(Entries from a dataset)
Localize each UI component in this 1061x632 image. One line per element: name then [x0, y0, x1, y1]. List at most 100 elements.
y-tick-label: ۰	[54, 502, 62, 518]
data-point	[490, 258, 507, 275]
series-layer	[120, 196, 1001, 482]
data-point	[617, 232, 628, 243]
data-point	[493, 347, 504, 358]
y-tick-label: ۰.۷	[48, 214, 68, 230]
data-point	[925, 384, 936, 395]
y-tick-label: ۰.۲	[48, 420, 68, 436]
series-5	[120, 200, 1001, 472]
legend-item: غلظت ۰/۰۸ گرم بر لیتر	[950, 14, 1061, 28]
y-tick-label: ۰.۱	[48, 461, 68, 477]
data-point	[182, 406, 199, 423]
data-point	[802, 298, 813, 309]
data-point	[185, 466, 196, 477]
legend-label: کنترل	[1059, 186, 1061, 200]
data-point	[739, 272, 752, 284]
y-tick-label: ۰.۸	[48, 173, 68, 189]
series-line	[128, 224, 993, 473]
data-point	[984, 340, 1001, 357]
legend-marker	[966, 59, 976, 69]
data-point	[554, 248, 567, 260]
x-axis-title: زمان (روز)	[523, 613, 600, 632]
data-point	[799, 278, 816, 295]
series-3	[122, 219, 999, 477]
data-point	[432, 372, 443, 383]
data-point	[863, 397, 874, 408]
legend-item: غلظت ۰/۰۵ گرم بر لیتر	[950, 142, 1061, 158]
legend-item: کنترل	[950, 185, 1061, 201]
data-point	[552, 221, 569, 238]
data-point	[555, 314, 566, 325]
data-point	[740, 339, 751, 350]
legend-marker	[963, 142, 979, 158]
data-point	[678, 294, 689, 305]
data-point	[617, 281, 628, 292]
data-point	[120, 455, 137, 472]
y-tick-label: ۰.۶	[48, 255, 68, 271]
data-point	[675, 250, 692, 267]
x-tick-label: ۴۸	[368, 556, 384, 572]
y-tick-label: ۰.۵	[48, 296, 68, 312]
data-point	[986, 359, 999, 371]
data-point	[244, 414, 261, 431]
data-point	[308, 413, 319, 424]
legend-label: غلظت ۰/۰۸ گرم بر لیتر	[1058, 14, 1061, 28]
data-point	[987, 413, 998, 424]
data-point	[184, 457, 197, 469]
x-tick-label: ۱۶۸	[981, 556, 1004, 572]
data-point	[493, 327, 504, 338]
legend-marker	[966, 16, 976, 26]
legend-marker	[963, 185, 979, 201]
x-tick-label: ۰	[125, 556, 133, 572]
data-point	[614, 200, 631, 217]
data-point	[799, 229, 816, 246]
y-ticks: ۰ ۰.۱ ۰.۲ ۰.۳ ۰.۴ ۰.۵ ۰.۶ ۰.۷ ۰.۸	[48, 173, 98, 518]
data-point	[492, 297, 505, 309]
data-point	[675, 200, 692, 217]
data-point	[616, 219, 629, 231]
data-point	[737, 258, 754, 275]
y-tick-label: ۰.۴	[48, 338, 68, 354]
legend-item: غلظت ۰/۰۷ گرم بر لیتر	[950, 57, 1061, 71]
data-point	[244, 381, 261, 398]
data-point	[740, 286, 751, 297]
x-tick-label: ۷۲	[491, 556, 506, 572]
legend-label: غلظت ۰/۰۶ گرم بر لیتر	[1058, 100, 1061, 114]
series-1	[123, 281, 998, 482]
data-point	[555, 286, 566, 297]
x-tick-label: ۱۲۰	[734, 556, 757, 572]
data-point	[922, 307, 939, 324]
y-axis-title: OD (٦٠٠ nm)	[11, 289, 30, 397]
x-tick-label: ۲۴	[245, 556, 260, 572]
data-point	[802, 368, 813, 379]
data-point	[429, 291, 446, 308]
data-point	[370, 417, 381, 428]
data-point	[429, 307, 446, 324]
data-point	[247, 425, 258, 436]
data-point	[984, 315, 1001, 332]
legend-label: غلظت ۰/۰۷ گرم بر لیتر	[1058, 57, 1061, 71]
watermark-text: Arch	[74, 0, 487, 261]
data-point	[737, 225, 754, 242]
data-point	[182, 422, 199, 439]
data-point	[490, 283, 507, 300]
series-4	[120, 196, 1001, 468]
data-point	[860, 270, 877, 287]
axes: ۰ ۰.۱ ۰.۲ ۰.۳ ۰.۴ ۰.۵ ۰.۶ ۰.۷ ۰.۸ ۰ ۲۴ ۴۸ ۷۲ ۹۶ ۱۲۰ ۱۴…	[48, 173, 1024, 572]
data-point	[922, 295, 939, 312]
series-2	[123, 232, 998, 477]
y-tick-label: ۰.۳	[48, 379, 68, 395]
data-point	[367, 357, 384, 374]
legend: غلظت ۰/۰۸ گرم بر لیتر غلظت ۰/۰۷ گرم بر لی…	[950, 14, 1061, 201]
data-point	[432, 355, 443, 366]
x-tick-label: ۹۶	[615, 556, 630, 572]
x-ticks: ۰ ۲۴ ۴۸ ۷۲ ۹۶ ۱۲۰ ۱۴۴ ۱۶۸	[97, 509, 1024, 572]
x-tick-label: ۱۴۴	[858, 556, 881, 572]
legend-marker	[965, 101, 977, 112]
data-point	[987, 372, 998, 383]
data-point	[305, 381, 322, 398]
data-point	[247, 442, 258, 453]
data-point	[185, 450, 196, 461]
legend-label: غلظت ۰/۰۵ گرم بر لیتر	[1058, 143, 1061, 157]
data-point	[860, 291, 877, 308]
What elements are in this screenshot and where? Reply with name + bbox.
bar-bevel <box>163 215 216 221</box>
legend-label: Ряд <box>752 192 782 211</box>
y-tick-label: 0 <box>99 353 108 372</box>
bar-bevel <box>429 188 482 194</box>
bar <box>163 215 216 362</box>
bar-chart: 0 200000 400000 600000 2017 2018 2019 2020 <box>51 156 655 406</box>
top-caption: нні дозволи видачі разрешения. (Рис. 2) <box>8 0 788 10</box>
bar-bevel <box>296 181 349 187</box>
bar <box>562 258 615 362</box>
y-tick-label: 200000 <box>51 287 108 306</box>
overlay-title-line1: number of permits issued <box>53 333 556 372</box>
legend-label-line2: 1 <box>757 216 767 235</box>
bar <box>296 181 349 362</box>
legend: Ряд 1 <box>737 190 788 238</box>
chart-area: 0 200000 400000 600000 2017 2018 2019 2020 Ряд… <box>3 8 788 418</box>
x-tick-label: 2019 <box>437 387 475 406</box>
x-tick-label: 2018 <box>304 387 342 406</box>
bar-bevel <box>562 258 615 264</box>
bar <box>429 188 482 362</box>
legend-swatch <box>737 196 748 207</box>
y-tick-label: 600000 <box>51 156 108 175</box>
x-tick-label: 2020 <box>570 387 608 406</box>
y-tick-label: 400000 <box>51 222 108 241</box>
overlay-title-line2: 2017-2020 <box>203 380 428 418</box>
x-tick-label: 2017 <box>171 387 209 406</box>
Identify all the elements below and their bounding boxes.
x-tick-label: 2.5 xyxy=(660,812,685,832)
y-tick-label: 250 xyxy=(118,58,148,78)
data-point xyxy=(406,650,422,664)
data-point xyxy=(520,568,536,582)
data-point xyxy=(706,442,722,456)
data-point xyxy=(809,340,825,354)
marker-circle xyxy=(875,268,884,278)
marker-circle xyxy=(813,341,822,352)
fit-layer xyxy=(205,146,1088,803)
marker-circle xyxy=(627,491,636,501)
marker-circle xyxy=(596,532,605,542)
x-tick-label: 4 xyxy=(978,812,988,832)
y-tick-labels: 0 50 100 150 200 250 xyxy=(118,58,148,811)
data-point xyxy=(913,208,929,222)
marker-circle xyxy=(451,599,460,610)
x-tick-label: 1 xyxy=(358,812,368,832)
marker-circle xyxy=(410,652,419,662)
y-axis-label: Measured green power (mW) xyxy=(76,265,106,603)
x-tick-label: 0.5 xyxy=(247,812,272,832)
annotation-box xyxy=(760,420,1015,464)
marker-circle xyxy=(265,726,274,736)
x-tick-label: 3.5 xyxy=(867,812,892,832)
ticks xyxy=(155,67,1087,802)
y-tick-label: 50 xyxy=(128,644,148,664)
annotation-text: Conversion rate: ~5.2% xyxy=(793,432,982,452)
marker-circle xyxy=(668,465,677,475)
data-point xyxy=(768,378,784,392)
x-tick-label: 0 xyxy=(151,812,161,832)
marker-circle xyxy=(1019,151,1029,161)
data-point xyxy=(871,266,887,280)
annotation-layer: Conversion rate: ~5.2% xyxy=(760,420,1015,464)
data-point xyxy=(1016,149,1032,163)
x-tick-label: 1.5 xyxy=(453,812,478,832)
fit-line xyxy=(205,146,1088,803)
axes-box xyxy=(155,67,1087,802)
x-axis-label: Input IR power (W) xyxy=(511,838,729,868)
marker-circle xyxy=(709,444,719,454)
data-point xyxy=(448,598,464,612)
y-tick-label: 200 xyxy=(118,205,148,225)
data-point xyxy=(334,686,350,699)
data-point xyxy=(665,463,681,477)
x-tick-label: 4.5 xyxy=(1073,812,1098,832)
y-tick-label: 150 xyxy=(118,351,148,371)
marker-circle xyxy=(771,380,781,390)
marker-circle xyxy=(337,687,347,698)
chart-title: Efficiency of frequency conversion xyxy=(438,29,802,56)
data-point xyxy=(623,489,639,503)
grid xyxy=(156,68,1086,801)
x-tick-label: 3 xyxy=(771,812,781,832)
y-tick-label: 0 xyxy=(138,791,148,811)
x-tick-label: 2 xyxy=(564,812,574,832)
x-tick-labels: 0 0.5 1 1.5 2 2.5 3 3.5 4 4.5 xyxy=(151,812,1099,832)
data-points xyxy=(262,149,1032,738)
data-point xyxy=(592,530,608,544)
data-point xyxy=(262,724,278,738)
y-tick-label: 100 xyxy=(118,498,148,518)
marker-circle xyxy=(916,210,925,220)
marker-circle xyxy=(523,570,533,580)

Your goal: Print every line of the entries above without changes, from the first line of the entries through the line containing "200, 631, 217]", inclusive.

Solution:
Localize each UI component in this 1061x632 image. One line per element: name then [x0, y0, x1, y1]. List at most 100 elements.
y-tick-label: ۰	[54, 502, 62, 518]
data-point	[490, 258, 507, 275]
series-layer	[120, 196, 1001, 482]
data-point	[617, 232, 628, 243]
data-point	[493, 347, 504, 358]
y-tick-label: ۰.۷	[48, 214, 68, 230]
data-point	[925, 384, 936, 395]
y-tick-label: ۰.۲	[48, 420, 68, 436]
series-5	[120, 200, 1001, 472]
legend-item: غلظت ۰/۰۸ گرم بر لیتر	[950, 14, 1061, 28]
y-tick-label: ۰.۱	[48, 461, 68, 477]
data-point	[182, 406, 199, 423]
data-point	[802, 298, 813, 309]
data-point	[185, 466, 196, 477]
legend-label: کنترل	[1059, 186, 1061, 200]
data-point	[739, 272, 752, 284]
y-tick-label: ۰.۸	[48, 173, 68, 189]
series-line	[128, 224, 993, 473]
data-point	[984, 340, 1001, 357]
legend-marker	[966, 59, 976, 69]
data-point	[554, 248, 567, 260]
x-axis-title: زمان (روز)	[523, 613, 600, 632]
data-point	[799, 278, 816, 295]
series-3	[122, 219, 999, 477]
data-point	[432, 372, 443, 383]
data-point	[863, 397, 874, 408]
legend-item: غلظت ۰/۰۵ گرم بر لیتر	[950, 142, 1061, 158]
legend-item: کنترل	[950, 185, 1061, 201]
data-point	[552, 221, 569, 238]
data-point	[555, 314, 566, 325]
data-point	[740, 339, 751, 350]
legend-marker	[963, 142, 979, 158]
data-point	[678, 294, 689, 305]
data-point	[617, 281, 628, 292]
data-point	[120, 455, 137, 472]
y-tick-label: ۰.۶	[48, 255, 68, 271]
data-point	[675, 250, 692, 267]
x-tick-label: ۴۸	[368, 556, 384, 572]
y-tick-label: ۰.۵	[48, 296, 68, 312]
data-point	[986, 359, 999, 371]
data-point	[244, 414, 261, 431]
data-point	[308, 413, 319, 424]
legend-label: غلظت ۰/۰۸ گرم بر لیتر	[1058, 14, 1061, 28]
data-point	[987, 413, 998, 424]
data-point	[184, 457, 197, 469]
x-tick-label: ۱۶۸	[981, 556, 1004, 572]
data-point	[493, 327, 504, 338]
legend-marker	[966, 16, 976, 26]
legend-marker	[963, 185, 979, 201]
x-tick-label: ۰	[125, 556, 133, 572]
data-point	[614, 200, 631, 217]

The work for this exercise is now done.